→ Direction: For the data below, report the number of lines that contain the string "filed" and nothing else.

→ Provided data:
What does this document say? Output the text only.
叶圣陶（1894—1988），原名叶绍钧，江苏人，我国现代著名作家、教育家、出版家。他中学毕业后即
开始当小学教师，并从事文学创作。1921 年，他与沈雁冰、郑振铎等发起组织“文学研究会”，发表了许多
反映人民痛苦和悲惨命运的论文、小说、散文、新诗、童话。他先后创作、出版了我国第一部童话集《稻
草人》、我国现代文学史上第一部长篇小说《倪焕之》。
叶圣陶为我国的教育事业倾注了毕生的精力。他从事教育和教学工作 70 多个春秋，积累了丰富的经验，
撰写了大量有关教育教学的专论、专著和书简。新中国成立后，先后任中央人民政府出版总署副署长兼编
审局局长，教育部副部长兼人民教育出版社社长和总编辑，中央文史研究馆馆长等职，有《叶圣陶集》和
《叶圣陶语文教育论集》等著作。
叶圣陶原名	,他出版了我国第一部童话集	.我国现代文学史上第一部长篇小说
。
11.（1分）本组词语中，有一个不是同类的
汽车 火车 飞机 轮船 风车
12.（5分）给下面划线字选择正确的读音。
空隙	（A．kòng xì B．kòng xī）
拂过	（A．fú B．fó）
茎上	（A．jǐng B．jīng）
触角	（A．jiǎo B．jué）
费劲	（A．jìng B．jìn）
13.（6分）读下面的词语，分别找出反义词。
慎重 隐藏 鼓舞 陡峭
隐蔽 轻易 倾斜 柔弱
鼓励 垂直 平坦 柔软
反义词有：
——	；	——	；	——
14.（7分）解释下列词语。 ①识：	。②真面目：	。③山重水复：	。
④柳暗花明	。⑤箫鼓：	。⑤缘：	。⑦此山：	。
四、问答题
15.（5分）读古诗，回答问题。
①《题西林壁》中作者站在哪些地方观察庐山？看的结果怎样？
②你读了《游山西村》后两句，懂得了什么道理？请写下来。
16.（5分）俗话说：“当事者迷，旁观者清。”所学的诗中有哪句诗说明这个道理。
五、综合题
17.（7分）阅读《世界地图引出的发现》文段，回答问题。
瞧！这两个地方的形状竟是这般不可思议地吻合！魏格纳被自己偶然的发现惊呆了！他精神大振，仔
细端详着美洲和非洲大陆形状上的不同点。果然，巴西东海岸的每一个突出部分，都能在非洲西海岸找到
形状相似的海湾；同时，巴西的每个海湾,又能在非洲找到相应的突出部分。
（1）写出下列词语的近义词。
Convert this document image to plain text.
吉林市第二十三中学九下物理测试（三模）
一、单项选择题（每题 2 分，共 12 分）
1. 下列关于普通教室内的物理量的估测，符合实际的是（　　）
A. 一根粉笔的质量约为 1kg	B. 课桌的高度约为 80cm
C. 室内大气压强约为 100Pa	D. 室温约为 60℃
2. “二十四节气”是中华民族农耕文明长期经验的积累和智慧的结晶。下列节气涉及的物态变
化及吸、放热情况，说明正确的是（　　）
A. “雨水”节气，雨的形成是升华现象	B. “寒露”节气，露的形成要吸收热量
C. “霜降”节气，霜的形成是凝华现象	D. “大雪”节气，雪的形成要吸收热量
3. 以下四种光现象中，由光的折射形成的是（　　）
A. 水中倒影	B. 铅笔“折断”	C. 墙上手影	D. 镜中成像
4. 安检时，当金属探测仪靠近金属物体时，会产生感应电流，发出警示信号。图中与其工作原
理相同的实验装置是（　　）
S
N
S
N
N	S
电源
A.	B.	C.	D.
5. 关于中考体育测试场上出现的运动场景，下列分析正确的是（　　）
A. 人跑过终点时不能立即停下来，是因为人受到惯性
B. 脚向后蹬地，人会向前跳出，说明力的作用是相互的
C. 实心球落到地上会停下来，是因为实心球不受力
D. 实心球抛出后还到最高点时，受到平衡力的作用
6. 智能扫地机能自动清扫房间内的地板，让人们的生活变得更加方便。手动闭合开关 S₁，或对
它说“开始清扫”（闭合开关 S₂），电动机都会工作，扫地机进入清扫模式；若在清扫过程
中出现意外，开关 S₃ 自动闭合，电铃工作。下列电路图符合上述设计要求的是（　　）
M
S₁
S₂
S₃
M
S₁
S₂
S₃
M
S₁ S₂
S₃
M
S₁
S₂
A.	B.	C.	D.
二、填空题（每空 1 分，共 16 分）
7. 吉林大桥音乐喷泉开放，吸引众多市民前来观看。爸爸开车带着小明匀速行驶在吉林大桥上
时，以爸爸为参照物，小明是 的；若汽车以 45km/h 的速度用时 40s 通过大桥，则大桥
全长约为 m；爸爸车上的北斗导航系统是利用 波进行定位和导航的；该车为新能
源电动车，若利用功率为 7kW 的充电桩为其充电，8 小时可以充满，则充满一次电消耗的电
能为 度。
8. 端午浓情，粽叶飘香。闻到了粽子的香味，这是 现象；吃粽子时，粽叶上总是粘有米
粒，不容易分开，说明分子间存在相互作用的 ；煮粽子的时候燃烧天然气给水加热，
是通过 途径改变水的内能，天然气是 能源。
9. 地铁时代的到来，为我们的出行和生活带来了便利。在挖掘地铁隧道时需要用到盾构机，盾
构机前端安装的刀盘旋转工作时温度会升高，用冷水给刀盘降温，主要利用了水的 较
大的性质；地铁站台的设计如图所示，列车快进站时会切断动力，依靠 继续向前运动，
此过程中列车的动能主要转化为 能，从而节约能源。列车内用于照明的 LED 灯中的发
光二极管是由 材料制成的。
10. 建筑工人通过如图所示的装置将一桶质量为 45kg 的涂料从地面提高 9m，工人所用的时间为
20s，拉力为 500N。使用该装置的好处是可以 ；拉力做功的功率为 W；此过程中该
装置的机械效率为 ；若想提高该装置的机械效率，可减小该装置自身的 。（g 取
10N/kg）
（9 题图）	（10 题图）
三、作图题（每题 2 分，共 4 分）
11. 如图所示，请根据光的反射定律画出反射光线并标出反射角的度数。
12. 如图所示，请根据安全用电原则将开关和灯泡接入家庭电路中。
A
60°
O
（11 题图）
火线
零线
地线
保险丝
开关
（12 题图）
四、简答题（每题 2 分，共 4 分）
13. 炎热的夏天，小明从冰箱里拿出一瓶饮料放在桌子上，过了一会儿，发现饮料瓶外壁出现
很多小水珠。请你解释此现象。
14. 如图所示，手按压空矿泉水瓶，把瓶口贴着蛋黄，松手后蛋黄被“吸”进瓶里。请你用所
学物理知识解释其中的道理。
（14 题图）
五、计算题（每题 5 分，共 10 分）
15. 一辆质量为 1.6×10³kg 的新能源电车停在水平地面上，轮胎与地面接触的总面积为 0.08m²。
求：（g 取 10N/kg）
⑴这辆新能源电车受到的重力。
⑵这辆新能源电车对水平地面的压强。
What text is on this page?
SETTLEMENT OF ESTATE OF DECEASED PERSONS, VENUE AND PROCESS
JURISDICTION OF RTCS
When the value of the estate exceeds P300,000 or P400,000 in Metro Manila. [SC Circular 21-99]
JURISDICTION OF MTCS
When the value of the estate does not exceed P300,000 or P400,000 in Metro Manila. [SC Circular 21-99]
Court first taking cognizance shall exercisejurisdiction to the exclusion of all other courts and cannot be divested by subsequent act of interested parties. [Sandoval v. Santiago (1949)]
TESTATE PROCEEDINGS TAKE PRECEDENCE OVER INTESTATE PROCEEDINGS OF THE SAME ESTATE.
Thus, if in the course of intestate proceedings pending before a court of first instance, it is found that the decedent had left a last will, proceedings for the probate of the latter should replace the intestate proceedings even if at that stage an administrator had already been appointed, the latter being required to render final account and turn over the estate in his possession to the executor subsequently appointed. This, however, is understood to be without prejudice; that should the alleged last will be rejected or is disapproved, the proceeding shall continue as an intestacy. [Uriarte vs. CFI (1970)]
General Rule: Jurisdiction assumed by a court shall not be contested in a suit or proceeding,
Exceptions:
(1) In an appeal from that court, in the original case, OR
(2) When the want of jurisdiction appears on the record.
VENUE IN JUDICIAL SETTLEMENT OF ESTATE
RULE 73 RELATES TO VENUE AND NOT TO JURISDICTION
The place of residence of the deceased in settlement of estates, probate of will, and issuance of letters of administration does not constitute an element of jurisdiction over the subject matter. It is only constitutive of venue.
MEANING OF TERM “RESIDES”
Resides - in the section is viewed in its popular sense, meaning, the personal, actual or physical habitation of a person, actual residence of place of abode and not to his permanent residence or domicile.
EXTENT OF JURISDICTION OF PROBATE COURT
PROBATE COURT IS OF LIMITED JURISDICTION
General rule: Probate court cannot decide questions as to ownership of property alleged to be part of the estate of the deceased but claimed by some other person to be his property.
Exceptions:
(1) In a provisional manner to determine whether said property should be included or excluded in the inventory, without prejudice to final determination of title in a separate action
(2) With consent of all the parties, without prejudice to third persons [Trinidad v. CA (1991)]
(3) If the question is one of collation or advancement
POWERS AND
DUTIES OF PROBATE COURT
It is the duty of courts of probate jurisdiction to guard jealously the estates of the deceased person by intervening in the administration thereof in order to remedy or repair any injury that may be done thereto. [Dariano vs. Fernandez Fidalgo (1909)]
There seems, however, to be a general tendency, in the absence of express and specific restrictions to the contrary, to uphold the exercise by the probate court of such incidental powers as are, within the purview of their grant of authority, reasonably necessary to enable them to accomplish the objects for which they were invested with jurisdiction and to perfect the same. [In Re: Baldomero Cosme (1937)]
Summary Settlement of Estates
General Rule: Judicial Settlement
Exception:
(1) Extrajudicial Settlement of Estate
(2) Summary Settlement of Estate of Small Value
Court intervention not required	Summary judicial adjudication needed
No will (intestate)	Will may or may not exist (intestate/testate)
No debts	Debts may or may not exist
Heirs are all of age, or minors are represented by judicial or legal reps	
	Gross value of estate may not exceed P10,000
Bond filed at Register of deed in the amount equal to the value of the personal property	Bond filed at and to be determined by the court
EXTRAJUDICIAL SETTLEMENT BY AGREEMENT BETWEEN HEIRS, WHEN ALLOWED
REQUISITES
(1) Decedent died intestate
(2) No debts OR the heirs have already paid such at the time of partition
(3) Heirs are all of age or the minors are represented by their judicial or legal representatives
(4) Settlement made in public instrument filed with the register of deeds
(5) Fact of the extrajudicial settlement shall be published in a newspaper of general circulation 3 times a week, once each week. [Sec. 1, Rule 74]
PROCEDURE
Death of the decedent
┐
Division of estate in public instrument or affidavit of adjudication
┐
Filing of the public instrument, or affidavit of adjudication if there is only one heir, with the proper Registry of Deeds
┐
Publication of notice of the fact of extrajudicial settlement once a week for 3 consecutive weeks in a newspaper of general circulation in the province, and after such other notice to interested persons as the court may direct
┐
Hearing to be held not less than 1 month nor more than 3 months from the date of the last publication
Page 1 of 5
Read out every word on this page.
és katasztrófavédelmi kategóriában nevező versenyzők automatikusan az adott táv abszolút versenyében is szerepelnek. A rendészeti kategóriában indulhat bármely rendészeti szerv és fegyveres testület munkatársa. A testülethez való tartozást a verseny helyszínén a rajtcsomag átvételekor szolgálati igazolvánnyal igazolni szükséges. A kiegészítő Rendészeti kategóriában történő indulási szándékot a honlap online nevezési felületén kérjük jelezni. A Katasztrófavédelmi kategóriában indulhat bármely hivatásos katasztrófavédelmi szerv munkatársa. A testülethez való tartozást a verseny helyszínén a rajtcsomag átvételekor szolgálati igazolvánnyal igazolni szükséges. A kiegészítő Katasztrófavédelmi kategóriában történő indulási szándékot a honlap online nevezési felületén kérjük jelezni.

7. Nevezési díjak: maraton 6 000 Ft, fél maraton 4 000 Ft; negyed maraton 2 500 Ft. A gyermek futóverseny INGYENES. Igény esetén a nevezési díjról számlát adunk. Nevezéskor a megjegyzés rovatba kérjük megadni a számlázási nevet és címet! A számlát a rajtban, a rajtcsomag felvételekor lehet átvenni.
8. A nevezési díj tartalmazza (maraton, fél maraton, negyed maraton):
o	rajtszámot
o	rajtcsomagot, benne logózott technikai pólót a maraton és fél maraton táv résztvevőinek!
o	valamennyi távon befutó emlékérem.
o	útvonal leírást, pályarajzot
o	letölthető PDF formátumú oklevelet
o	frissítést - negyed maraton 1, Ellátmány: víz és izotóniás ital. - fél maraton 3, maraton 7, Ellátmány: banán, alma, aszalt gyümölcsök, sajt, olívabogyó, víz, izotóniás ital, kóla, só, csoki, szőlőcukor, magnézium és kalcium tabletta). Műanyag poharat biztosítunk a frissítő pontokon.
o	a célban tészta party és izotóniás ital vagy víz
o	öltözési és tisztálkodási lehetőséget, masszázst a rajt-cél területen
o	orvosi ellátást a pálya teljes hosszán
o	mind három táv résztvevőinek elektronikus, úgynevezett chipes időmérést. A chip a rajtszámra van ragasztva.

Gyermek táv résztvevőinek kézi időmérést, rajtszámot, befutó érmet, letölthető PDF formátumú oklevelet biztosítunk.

→ Answer for the task: 2